Task goal:
Retype each line of the material exactly, please, skipping any picture in it.

Task data:
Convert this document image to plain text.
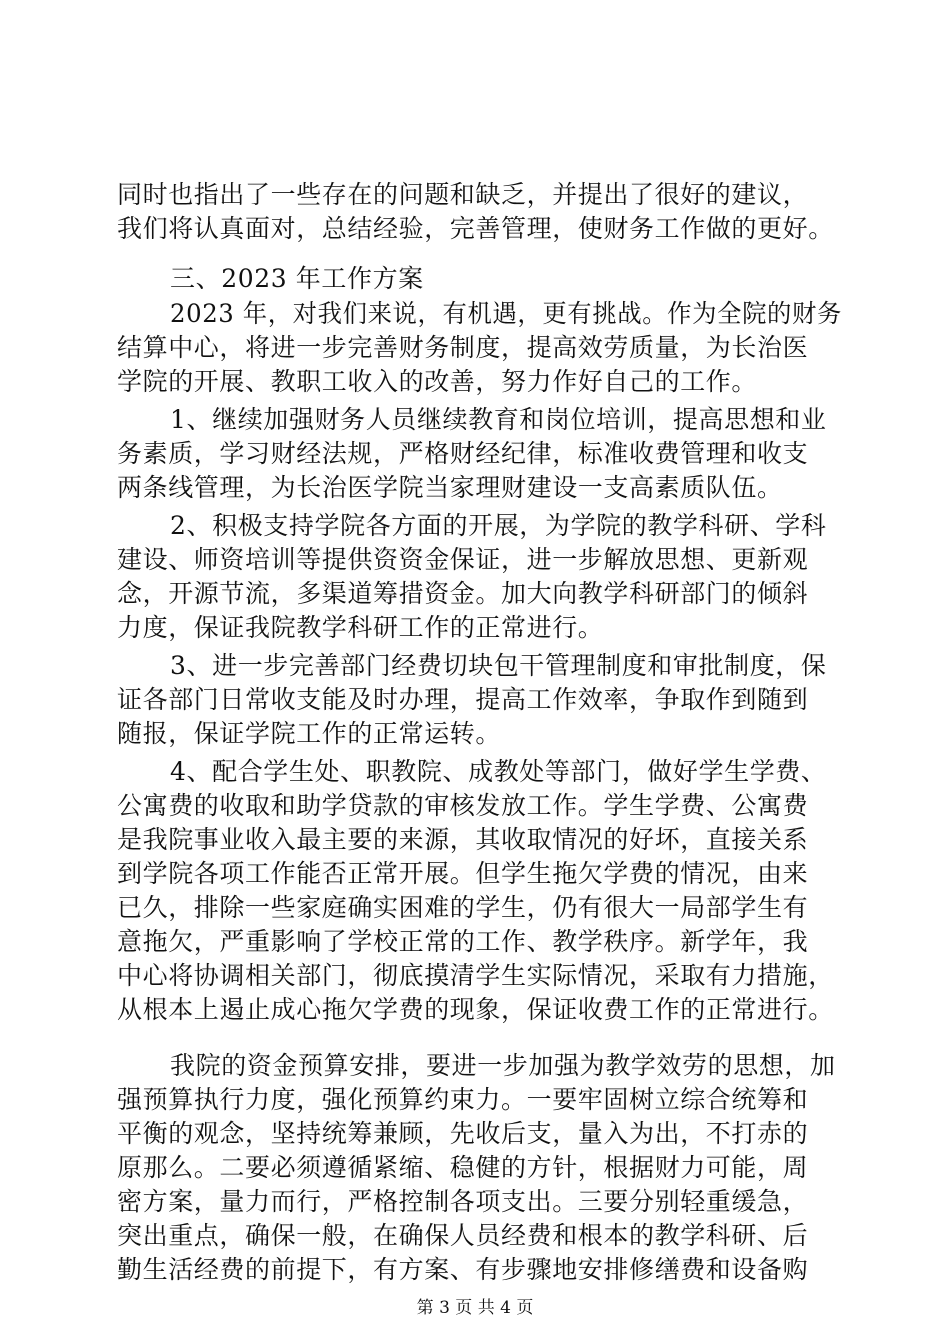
同时也指出了一些存在的问题和缺乏，并提出了很好的建议，
我们将认真面对，总结经验，完善管理，使财务工作做的更好。
三、2023 年工作方案
2023 年，对我们来说，有机遇，更有挑战。作为全院的财务
结算中心，将进一步完善财务制度，提高效劳质量，为长治医
学院的开展、教职工收入的改善，努力作好自己的工作。
1、继续加强财务人员继续教育和岗位培训，提高思想和业
务素质，学习财经法规，严格财经纪律，标准收费管理和收支
两条线管理，为长治医学院当家理财建设一支高素质队伍。
2、积极支持学院各方面的开展，为学院的教学科研、学科
建设、师资培训等提供资资金保证，进一步解放思想、更新观
念，开源节流，多渠道筹措资金。加大向教学科研部门的倾斜
力度，保证我院教学科研工作的正常进行。
3、进一步完善部门经费切块包干管理制度和审批制度，保
证各部门日常收支能及时办理，提高工作效率，争取作到随到
随报，保证学院工作的正常运转。
4、配合学生处、职教院、成教处等部门，做好学生学费、
公寓费的收取和助学贷款的审核发放工作。学生学费、公寓费
是我院事业收入最主要的来源，其收取情况的好坏，直接关系
到学院各项工作能否正常开展。但学生拖欠学费的情况，由来
已久，排除一些家庭确实困难的学生，仍有很大一局部学生有
意拖欠，严重影响了学校正常的工作、教学秩序。新学年，我
中心将协调相关部门，彻底摸清学生实际情况，采取有力措施，
从根本上遏止成心拖欠学费的现象，保证收费工作的正常进行。
我院的资金预算安排，要进一步加强为教学效劳的思想，加
强预算执行力度，强化预算约束力。一要牢固树立综合统筹和
平衡的观念，坚持统筹兼顾，先收后支，量入为出，不打赤的
原那么。二要必须遵循紧缩、稳健的方针，根据财力可能，周
密方案，量力而行，严格控制各项支出。三要分别轻重缓急，
突出重点，确保一般，在确保人员经费和根本的教学科研、后
勤生活经费的前提下，有方案、有步骤地安排修缮费和设备购
第 3 页 共 4 页
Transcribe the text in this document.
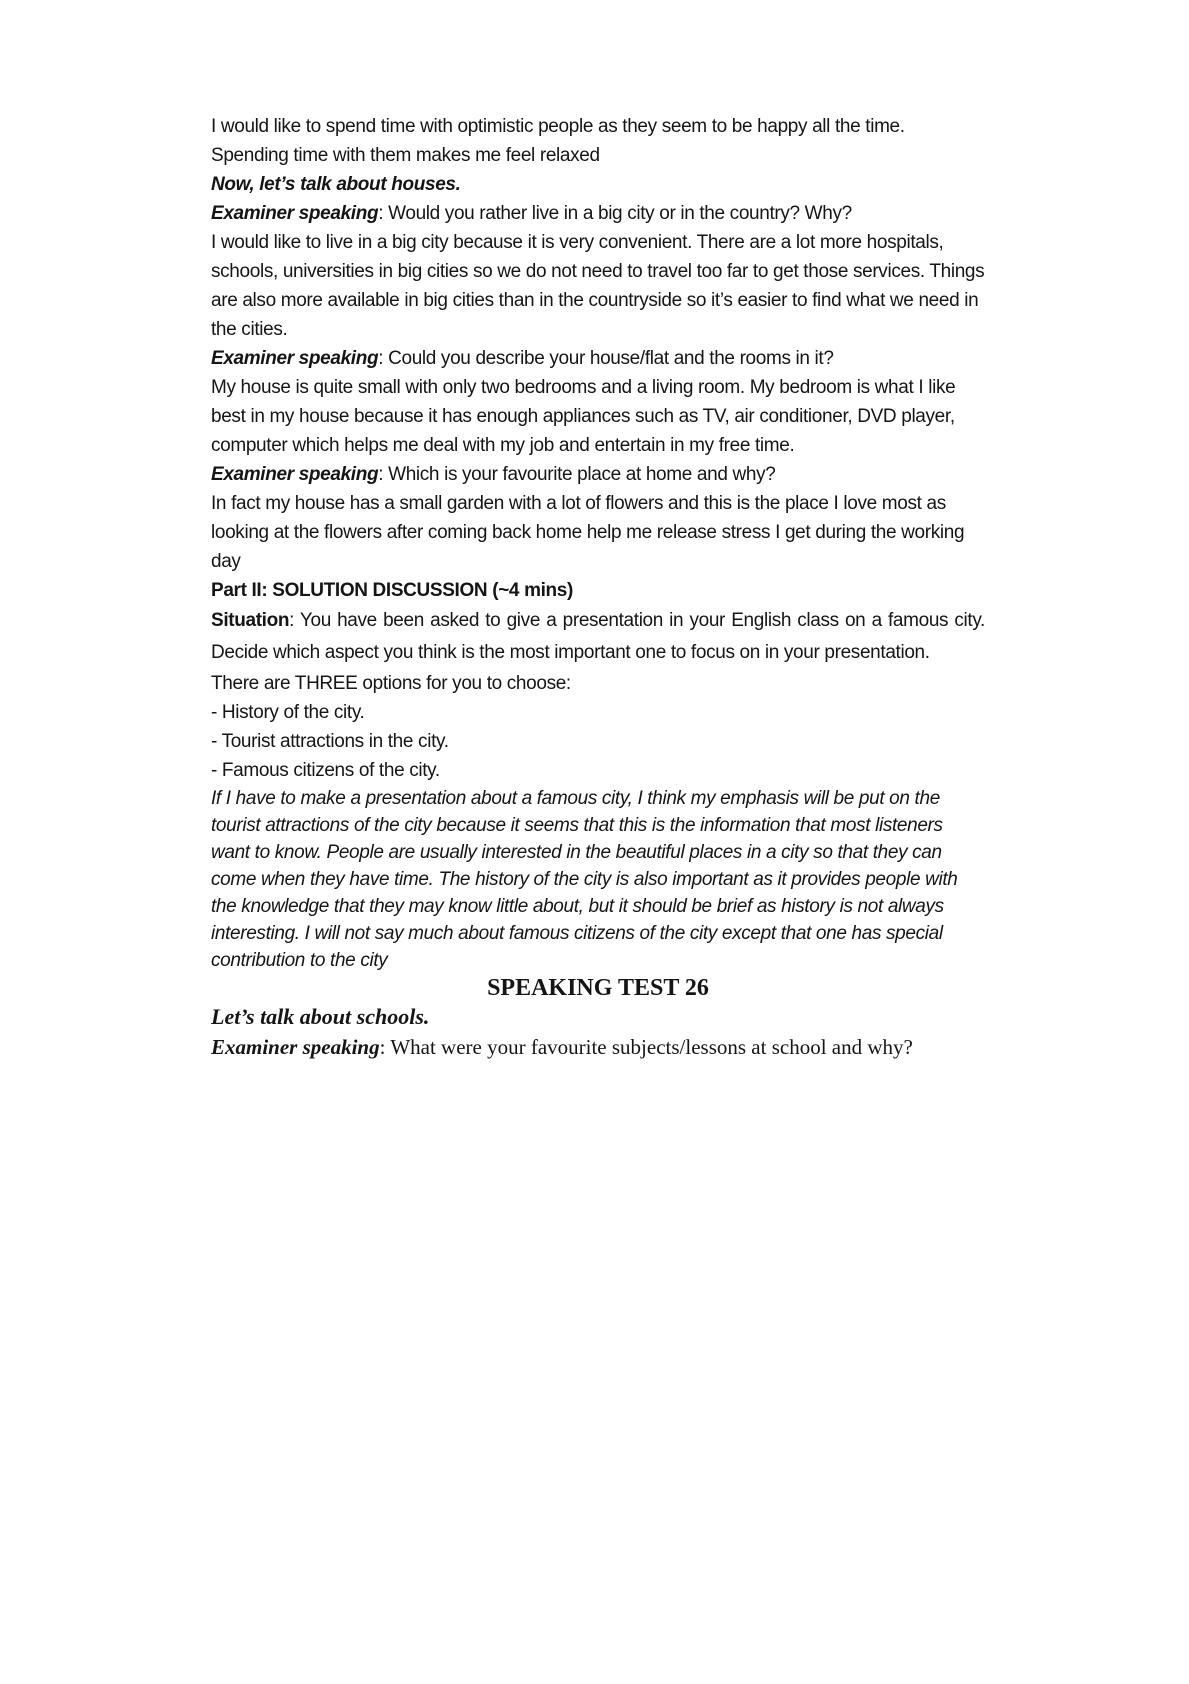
I would like to spend time with optimistic people as they seem to be happy all the time. Spending time with them makes me feel relaxed

Now, let’s talk about houses.

Examiner speaking: Would you rather live in a big city or in the country? Why?

I would like to live in a big city because it is very convenient. There are a lot more hospitals, schools, universities in big cities so we do not need to travel too far to get those services. Things are also more available in big cities than in the countryside so it’s easier to find what we need in the cities.

Examiner speaking: Could you describe your house/flat and the rooms in it?

My house is quite small with only two bedrooms and a living room. My bedroom is what I like best in my house because it has enough appliances such as TV, air conditioner, DVD player, computer which helps me deal with my job and entertain in my free time.

Examiner speaking: Which is your favourite place at home and why?

In fact my house has a small garden with a lot of flowers and this is the place I love most as looking at the flowers after coming back home help me release stress I get during the working day

Part II: SOLUTION DISCUSSION (~4 mins)

Situation: You have been asked to give a presentation in your English class on a famous city. Decide which aspect you think is the most important one to focus on in your presentation.

There are THREE options for you to choose:

- History of the city.

- Tourist attractions in the city.

- Famous citizens of the city.

If I have to make a presentation about a famous city, I think my emphasis will be put on the tourist attractions of the city because it seems that this is the information that most listeners want to know. People are usually interested in the beautiful places in a city so that they can come when they have time. The history of the city is also important as it provides people with the knowledge that they may know little about, but it should be brief as history is not always interesting. I will not say much about famous citizens of the city except that one has special contribution to the city

SPEAKING TEST 26

Let’s talk about schools.

Examiner speaking: What were your favourite subjects/lessons at school and why?
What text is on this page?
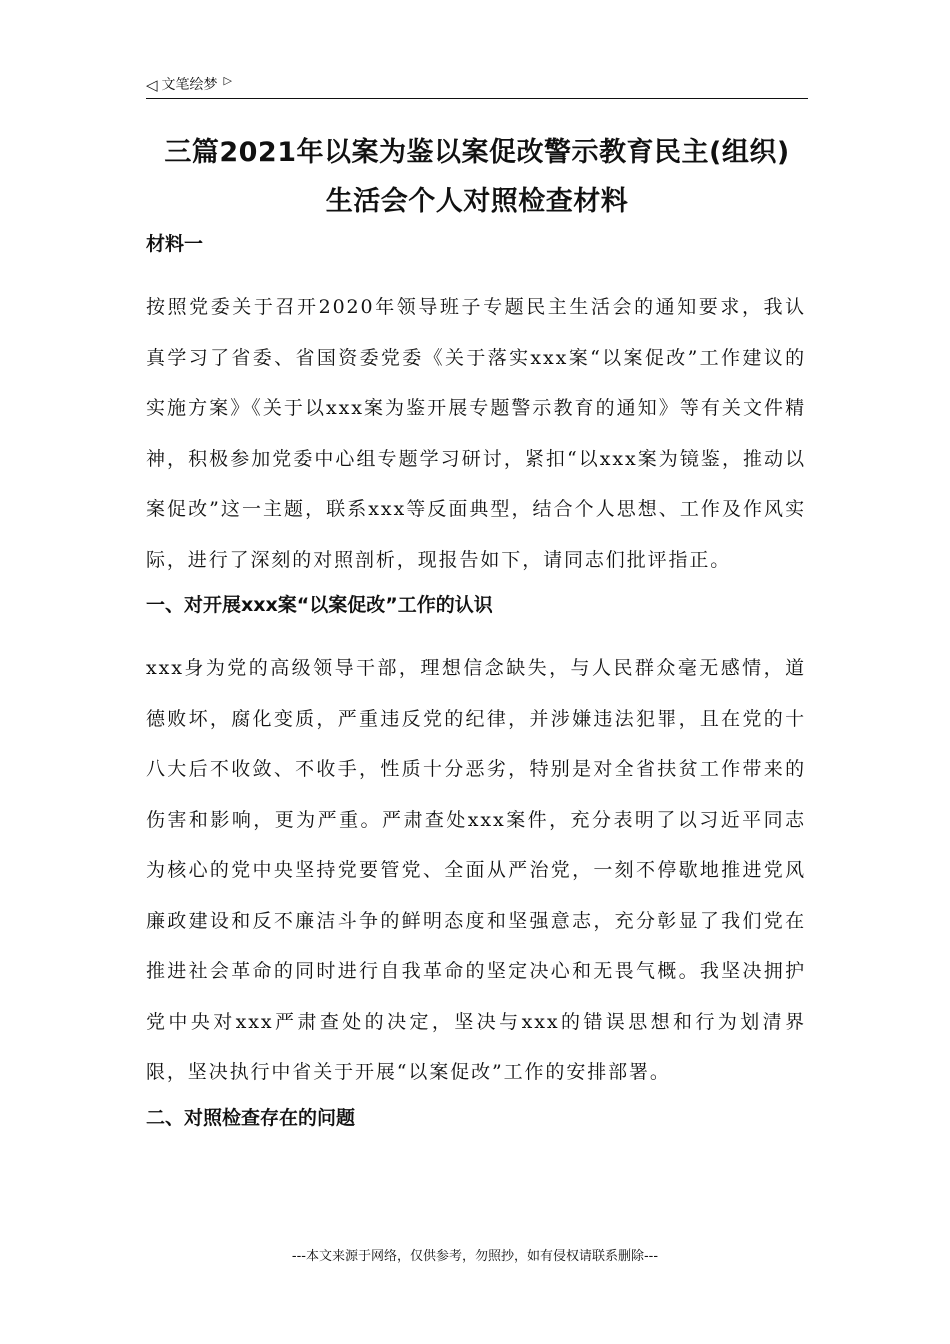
◁ 文笔绘梦 ▷
三篇2021年以案为鉴以案促改警示教育民主(组织)
生活会个人对照检查材料
材料一

按照党委关于召开2020年领导班子专题民主生活会的通知要求，我认真学习了省委、省国资委党委《关于落实xxx案“以案促改”工作建议的实施方案》《关于以xxx案为鉴开展专题警示教育的通知》等有关文件精神，积极参加党委中心组专题学习研讨，紧扣“以xxx案为镜鉴，推动以案促改”这一主题，联系xxx等反面典型，结合个人思想、工作及作风实际，进行了深刻的对照剖析，现报告如下，请同志们批评指正。

一、对开展xxx案“以案促改”工作的认识

xxx身为党的高级领导干部，理想信念缺失，与人民群众毫无感情，道德败坏，腐化变质，严重违反党的纪律，并涉嫌违法犯罪，且在党的十八大后不收敛、不收手，性质十分恶劣，特别是对全省扶贫工作带来的伤害和影响，更为严重。严肃查处xxx案件，充分表明了以习近平同志为核心的党中央坚持党要管党、全面从严治党，一刻不停歇地推进党风廉政建设和反不廉洁斗争的鲜明态度和坚强意志，充分彰显了我们党在推进社会革命的同时进行自我革命的坚定决心和无畏气概。我坚决拥护党中央对xxx严肃查处的决定，坚决与xxx的错误思想和行为划清界限，坚决执行中省关于开展“以案促改”工作的安排部署。

二、对照检查存在的问题
---本文来源于网络，仅供参考，勿照抄，如有侵权请联系删除---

Answer to this exercise:
Convert this document image to plain text.
同时也指出了一些存在的问题和缺乏，并提出了很好的建议，
我们将认真面对，总结经验，完善管理，使财务工作做的更好。
三、2023 年工作方案
2023 年，对我们来说，有机遇，更有挑战。作为全院的财务
结算中心，将进一步完善财务制度，提高效劳质量，为长治医
学院的开展、教职工收入的改善，努力作好自己的工作。
1、继续加强财务人员继续教育和岗位培训，提高思想和业
务素质，学习财经法规，严格财经纪律，标准收费管理和收支
两条线管理，为长治医学院当家理财建设一支高素质队伍。
2、积极支持学院各方面的开展，为学院的教学科研、学科
建设、师资培训等提供资资金保证，进一步解放思想、更新观
念，开源节流，多渠道筹措资金。加大向教学科研部门的倾斜
力度，保证我院教学科研工作的正常进行。
3、进一步完善部门经费切块包干管理制度和审批制度，保
证各部门日常收支能及时办理，提高工作效率，争取作到随到
随报，保证学院工作的正常运转。
4、配合学生处、职教院、成教处等部门，做好学生学费、
公寓费的收取和助学贷款的审核发放工作。学生学费、公寓费
是我院事业收入最主要的来源，其收取情况的好坏，直接关系
到学院各项工作能否正常开展。但学生拖欠学费的情况，由来
已久，排除一些家庭确实困难的学生，仍有很大一局部学生有
意拖欠，严重影响了学校正常的工作、教学秩序。新学年，我
中心将协调相关部门，彻底摸清学生实际情况，采取有力措施，
从根本上遏止成心拖欠学费的现象，保证收费工作的正常进行。
我院的资金预算安排，要进一步加强为教学效劳的思想，加
强预算执行力度，强化预算约束力。一要牢固树立综合统筹和
平衡的观念，坚持统筹兼顾，先收后支，量入为出，不打赤的
原那么。二要必须遵循紧缩、稳健的方针，根据财力可能，周
密方案，量力而行，严格控制各项支出。三要分别轻重缓急，
突出重点，确保一般，在确保人员经费和根本的教学科研、后
勤生活经费的前提下，有方案、有步骤地安排修缮费和设备购
第 3 页 共 4 页
Transcribe the text in this document.
I would like to spend time with optimistic people as they seem to be happy all the time. Spending time with them makes me feel relaxed

Now, let’s talk about houses.

Examiner speaking: Would you rather live in a big city or in the country? Why?

I would like to live in a big city because it is very convenient. There are a lot more hospitals, schools, universities in big cities so we do not need to travel too far to get those services. Things are also more available in big cities than in the countryside so it’s easier to find what we need in the cities.

Examiner speaking: Could you describe your house/flat and the rooms in it?

My house is quite small with only two bedrooms and a living room. My bedroom is what I like best in my house because it has enough appliances such as TV, air conditioner, DVD player, computer which helps me deal with my job and entertain in my free time.

Examiner speaking: Which is your favourite place at home and why?

In fact my house has a small garden with a lot of flowers and this is the place I love most as looking at the flowers after coming back home help me release stress I get during the working day

Part II: SOLUTION DISCUSSION (~4 mins)

Situation: You have been asked to give a presentation in your English class on a famous city. Decide which aspect you think is the most important one to focus on in your presentation.

There are THREE options for you to choose:

- History of the city.

- Tourist attractions in the city.

- Famous citizens of the city.

If I have to make a presentation about a famous city, I think my emphasis will be put on the tourist attractions of the city because it seems that this is the information that most listeners want to know. People are usually interested in the beautiful places in a city so that they can come when they have time. The history of the city is also important as it provides people with the knowledge that they may know little about, but it should be brief as history is not always interesting. I will not say much about famous citizens of the city except that one has special contribution to the city

SPEAKING TEST 26

Let’s talk about schools.

Examiner speaking: What were your favourite subjects/lessons at school and why?
What text is on this page?
◁ 文笔绘梦 ▷
三篇2021年以案为鉴以案促改警示教育民主(组织)
生活会个人对照检查材料
材料一

按照党委关于召开2020年领导班子专题民主生活会的通知要求，我认真学习了省委、省国资委党委《关于落实xxx案“以案促改”工作建议的实施方案》《关于以xxx案为鉴开展专题警示教育的通知》等有关文件精神，积极参加党委中心组专题学习研讨，紧扣“以xxx案为镜鉴，推动以案促改”这一主题，联系xxx等反面典型，结合个人思想、工作及作风实际，进行了深刻的对照剖析，现报告如下，请同志们批评指正。

一、对开展xxx案“以案促改”工作的认识

xxx身为党的高级领导干部，理想信念缺失，与人民群众毫无感情，道德败坏，腐化变质，严重违反党的纪律，并涉嫌违法犯罪，且在党的十八大后不收敛、不收手，性质十分恶劣，特别是对全省扶贫工作带来的伤害和影响，更为严重。严肃查处xxx案件，充分表明了以习近平同志为核心的党中央坚持党要管党、全面从严治党，一刻不停歇地推进党风廉政建设和反不廉洁斗争的鲜明态度和坚强意志，充分彰显了我们党在推进社会革命的同时进行自我革命的坚定决心和无畏气概。我坚决拥护党中央对xxx严肃查处的决定，坚决与xxx的错误思想和行为划清界限，坚决执行中省关于开展“以案促改”工作的安排部署。

二、对照检查存在的问题
---本文来源于网络，仅供参考，勿照抄，如有侵权请联系删除---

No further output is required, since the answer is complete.